▶ [Records for the task]
*****

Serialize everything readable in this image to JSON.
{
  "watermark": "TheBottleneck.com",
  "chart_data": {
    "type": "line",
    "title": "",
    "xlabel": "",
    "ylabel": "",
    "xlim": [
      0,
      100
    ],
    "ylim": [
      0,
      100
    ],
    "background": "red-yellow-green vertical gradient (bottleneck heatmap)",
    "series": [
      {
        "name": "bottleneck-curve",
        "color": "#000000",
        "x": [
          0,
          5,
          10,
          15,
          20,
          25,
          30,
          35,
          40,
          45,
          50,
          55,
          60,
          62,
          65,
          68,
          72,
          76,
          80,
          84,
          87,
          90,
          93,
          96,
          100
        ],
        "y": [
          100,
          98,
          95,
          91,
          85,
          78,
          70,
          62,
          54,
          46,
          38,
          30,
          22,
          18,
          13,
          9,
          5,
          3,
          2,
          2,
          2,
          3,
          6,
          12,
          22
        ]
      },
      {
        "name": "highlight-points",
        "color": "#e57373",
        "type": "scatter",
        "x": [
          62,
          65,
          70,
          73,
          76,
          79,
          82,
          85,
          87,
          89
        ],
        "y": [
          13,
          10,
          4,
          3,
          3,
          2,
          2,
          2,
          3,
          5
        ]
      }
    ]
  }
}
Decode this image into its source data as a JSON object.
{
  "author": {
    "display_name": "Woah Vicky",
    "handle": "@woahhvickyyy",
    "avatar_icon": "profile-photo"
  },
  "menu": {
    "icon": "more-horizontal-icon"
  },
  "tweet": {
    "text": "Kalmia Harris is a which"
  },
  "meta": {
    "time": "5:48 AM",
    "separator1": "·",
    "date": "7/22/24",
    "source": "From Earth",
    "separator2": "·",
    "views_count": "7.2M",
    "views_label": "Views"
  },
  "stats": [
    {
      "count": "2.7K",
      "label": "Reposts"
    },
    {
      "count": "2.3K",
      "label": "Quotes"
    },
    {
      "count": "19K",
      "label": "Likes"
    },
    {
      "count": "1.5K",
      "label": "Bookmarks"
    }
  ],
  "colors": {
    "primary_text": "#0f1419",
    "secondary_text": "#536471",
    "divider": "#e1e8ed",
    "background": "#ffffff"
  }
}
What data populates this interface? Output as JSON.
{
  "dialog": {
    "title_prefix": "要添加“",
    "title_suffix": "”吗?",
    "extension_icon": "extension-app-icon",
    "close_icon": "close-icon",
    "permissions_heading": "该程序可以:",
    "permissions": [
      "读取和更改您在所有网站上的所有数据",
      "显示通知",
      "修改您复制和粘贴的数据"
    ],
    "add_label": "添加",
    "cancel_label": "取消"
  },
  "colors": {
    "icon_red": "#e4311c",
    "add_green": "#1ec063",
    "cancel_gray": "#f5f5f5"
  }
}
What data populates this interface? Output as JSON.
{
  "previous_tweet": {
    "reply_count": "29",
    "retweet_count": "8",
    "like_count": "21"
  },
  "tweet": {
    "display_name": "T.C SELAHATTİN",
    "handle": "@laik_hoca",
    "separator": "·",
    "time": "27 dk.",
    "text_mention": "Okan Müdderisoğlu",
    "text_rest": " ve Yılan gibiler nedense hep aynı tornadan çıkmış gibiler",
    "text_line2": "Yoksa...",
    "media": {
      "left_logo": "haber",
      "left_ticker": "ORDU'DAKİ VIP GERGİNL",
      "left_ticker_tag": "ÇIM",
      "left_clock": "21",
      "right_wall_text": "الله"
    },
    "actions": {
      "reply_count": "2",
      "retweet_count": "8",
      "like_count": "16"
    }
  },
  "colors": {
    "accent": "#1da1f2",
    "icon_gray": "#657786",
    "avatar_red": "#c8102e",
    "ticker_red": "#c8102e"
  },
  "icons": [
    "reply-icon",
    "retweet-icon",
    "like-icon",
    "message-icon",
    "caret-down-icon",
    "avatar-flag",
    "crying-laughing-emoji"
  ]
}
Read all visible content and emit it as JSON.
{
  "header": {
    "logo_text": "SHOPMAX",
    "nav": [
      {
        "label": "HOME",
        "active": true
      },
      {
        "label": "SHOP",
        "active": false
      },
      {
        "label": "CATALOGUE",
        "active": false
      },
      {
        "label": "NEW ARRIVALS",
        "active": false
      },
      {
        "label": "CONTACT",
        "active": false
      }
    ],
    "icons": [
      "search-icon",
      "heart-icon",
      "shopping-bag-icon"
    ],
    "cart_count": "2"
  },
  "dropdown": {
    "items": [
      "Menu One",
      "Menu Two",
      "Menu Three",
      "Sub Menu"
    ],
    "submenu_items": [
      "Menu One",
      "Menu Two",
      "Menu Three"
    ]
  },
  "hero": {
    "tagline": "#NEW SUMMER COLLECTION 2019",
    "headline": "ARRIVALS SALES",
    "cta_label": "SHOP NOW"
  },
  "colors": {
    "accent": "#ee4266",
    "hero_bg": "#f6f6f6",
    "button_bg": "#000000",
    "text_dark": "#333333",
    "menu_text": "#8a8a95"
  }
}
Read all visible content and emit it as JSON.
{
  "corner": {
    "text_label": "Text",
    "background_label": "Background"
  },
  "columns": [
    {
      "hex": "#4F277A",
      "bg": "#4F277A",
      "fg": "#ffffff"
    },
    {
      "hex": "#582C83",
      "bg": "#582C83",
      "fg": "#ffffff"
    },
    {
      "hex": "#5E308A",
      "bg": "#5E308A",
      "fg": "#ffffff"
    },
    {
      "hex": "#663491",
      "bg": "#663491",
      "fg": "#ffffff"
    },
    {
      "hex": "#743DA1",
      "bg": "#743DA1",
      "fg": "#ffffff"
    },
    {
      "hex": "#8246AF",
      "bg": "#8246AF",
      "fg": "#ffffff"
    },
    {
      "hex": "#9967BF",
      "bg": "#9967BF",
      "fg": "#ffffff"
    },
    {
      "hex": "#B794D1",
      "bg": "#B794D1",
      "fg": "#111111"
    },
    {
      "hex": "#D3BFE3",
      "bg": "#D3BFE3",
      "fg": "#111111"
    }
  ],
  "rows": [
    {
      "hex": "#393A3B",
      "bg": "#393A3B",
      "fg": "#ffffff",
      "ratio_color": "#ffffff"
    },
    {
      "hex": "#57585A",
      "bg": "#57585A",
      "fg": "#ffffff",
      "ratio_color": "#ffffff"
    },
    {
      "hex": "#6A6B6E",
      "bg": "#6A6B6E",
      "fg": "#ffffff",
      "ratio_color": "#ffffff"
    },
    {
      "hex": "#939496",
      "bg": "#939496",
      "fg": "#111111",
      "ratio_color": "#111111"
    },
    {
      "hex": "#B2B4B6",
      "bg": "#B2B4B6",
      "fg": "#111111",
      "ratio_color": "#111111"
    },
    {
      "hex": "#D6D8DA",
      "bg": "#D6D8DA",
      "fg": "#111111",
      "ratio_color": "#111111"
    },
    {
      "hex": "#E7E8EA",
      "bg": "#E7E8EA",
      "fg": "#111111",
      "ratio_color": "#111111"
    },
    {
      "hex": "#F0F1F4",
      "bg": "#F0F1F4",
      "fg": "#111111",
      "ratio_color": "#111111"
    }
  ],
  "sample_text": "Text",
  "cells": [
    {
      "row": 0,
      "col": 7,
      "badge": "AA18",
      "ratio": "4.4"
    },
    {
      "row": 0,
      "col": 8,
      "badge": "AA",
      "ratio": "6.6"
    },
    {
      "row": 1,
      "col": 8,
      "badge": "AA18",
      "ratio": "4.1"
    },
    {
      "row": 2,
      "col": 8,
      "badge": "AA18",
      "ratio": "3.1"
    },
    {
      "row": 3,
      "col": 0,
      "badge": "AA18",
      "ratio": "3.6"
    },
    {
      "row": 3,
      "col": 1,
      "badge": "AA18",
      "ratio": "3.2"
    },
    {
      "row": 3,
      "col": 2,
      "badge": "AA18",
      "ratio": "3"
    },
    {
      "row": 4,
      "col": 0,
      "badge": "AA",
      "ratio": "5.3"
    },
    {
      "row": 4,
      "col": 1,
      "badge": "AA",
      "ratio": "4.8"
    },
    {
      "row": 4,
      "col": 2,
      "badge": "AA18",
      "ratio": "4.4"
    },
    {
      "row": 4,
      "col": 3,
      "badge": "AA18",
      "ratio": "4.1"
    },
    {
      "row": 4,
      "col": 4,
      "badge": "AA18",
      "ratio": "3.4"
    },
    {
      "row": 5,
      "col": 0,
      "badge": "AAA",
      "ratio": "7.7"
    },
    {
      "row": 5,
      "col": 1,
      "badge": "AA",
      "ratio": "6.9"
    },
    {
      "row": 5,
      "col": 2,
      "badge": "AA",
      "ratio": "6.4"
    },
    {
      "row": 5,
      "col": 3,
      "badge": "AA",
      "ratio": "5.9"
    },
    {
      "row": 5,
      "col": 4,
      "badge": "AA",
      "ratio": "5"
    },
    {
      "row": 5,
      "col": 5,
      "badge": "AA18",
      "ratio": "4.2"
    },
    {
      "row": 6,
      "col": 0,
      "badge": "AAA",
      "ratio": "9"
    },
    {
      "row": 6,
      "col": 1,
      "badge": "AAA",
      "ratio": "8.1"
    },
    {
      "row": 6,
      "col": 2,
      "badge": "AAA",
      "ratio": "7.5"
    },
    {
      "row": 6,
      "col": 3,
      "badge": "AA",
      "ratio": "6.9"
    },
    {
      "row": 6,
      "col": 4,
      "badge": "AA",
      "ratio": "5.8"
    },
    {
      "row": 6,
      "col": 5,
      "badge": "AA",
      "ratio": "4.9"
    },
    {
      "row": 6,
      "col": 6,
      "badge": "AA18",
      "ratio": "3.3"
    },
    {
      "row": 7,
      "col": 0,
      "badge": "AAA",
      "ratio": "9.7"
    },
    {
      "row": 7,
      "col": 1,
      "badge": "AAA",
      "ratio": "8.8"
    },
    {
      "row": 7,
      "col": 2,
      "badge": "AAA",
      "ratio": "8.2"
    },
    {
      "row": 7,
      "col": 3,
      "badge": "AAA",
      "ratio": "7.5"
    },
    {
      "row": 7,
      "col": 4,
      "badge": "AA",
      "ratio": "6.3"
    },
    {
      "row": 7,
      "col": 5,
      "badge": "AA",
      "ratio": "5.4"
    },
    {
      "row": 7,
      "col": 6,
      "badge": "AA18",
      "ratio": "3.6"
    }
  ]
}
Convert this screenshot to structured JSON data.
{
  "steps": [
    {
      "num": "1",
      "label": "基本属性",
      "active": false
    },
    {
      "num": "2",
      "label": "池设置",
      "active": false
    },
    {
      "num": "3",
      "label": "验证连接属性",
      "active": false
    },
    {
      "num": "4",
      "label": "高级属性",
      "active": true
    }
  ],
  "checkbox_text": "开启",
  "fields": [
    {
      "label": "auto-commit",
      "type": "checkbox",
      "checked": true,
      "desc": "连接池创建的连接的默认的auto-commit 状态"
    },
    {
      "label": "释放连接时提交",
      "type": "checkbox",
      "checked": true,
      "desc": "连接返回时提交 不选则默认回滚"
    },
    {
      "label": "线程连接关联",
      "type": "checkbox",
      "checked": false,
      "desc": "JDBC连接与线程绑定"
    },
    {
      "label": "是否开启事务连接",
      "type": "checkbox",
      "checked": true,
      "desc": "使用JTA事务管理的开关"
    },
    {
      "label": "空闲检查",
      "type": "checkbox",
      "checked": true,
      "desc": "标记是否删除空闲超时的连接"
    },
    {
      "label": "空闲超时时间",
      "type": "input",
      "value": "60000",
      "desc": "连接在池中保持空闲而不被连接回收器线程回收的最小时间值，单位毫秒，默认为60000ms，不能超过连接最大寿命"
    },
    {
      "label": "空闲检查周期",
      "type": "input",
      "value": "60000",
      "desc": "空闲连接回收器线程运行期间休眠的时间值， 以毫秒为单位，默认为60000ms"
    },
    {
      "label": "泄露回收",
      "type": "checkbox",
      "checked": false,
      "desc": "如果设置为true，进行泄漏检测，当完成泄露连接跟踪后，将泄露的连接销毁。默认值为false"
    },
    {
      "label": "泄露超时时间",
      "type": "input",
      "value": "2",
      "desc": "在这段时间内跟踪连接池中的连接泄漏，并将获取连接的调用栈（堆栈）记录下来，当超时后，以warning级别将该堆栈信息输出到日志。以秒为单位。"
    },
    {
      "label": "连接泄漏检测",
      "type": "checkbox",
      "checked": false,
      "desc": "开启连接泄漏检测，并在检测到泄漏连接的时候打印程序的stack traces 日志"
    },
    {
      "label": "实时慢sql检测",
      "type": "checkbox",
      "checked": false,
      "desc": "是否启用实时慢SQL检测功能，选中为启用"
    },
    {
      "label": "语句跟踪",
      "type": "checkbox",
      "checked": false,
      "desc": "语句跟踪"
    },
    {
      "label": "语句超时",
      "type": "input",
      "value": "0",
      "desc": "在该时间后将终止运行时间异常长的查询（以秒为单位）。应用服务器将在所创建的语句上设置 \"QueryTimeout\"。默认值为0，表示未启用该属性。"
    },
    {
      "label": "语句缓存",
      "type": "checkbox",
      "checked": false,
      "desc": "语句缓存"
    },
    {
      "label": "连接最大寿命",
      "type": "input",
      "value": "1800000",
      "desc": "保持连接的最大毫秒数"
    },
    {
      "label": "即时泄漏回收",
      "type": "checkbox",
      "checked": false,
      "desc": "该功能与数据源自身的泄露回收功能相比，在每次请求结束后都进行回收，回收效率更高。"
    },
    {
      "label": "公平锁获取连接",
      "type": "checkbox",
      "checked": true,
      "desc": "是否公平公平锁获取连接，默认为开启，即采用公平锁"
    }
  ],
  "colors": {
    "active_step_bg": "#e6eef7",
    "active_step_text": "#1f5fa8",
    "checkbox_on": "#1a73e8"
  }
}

*****

▶ [Aim of the exercise] Copy every line in the entries above that has the string "commit" in it.

▶ [Full answer]
      "label": "auto-commit",
      "desc": "连接池创建的连接的默认的auto-commit 状态"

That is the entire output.